• PROMPT
Pull each line containing "icon" out of the data and copy it.
[Start DATA TO PROCESS]
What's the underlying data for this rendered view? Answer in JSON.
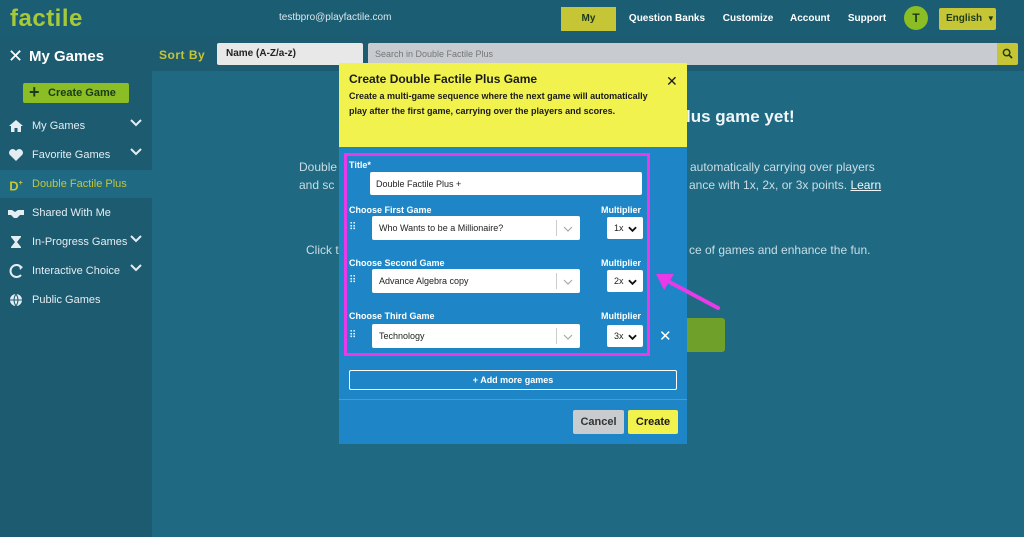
{
  "header": {
    "logo": "factile",
    "email": "testbpro@playfactile.com",
    "nav": [
      "My Games",
      "Question Banks",
      "Customize",
      "Account",
      "Support"
    ],
    "avatar_initial": "T",
    "language": "English"
  },
  "sidebar": {
    "title": "My Games",
    "create_button": "Create Game",
    "items": [
      {
        "label": "My Games",
        "icon": "home-icon"
      },
      {
        "label": "Favorite Games",
        "icon": "heart-icon"
      },
      {
        "label": "Double Factile Plus",
        "icon": "double-factile-icon"
      },
      {
        "label": "Shared With Me",
        "icon": "handshake-icon"
      },
      {
        "label": "In-Progress Games",
        "icon": "hourglass-icon"
      },
      {
        "label": "Interactive Choice",
        "icon": "interactive-icon"
      },
      {
        "label": "Public Games",
        "icon": "globe-icon"
      }
    ]
  },
  "toolbar": {
    "sort_label": "Sort By",
    "sort_value": "Name (A-Z/a-z)",
    "search_placeholder": "Search in Double Factile Plus"
  },
  "background": {
    "heading_fragment": "lus game yet!",
    "line1_left": "Double",
    "line1_right": "automatically carrying over players",
    "line2_left": "and sc",
    "line2_right": "ance with 1x, 2x, or 3x points.",
    "line2_link": "Learn",
    "line3_left": "Click t",
    "line3_right": "ce of games and enhance the fun."
  },
  "modal": {
    "title": "Create Double Factile Plus Game",
    "description": "Create a multi-game sequence where the next game will automatically play after the first game, carrying over the players and scores.",
    "title_label": "Title*",
    "title_value": "Double Factile Plus +",
    "multiplier_label": "Multiplier",
    "games": [
      {
        "label": "Choose  First Game",
        "value": "Who Wants to be a Millionaire?",
        "multiplier": "1x"
      },
      {
        "label": "Choose  Second Game",
        "value": "Advance Algebra copy",
        "multiplier": "2x"
      },
      {
        "label": "Choose  Third Game",
        "value": "Technology",
        "multiplier": "3x"
      }
    ],
    "add_more": "+ Add more games",
    "cancel": "Cancel",
    "create": "Create"
  },
  "colors": {
    "accent_yellow": "#f1f24d",
    "brand_green": "#8bbd24",
    "modal_blue": "#1e86c6",
    "highlight_magenta": "#e83ae8"
  }
}
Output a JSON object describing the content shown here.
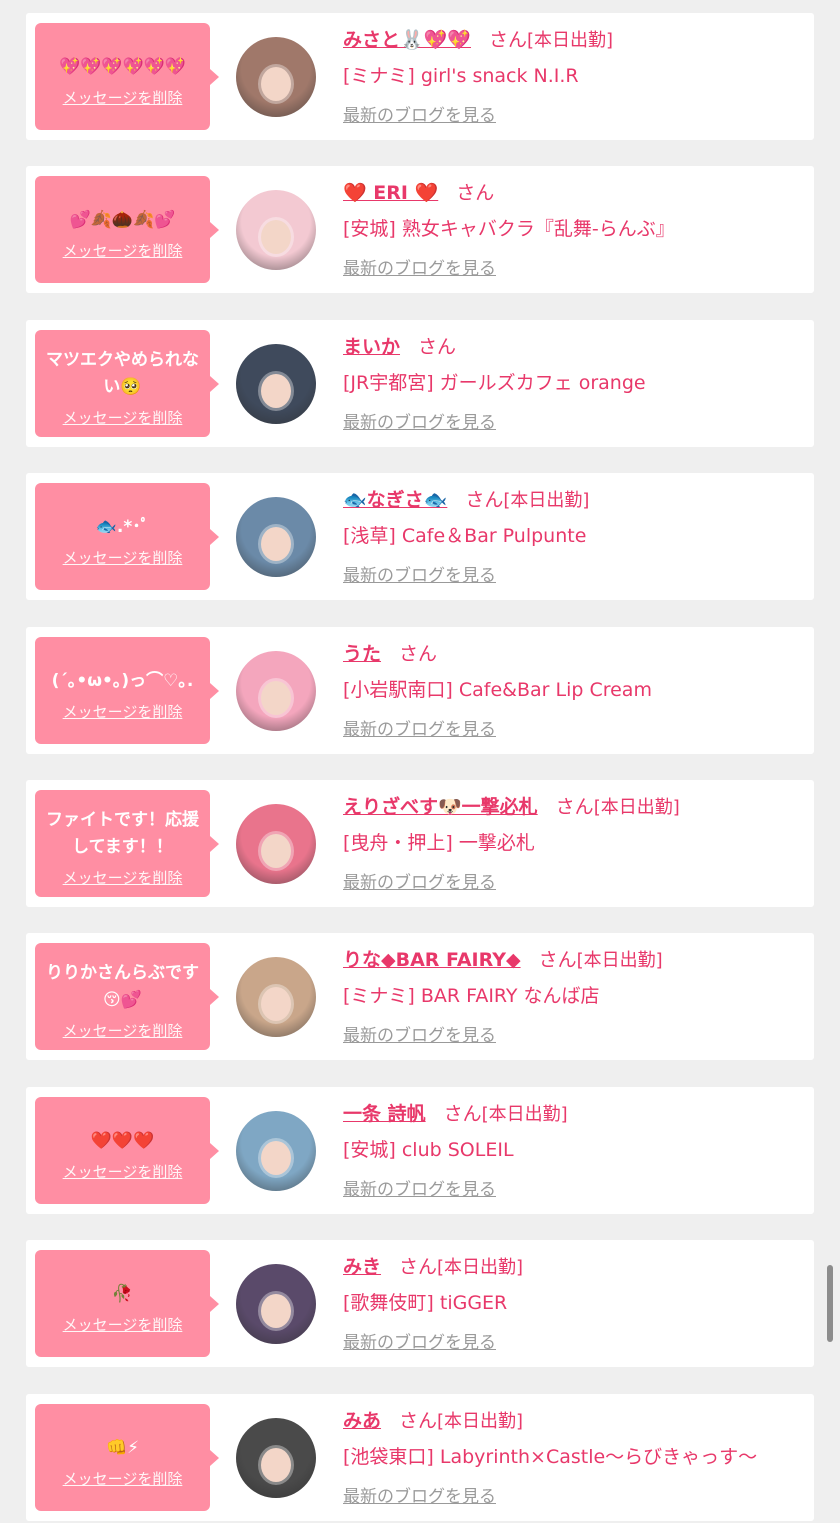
[End DATA TO PROCESS]
• SOLUTION FOR THIS PROBLEM
        "icon": "home-icon"
        "icon": "heart-icon"
        "icon": "double-factile-icon"
        "icon": "handshake-icon"
        "icon": "hourglass-icon"
        "icon": "interactive-icon"
        "icon": "globe-icon"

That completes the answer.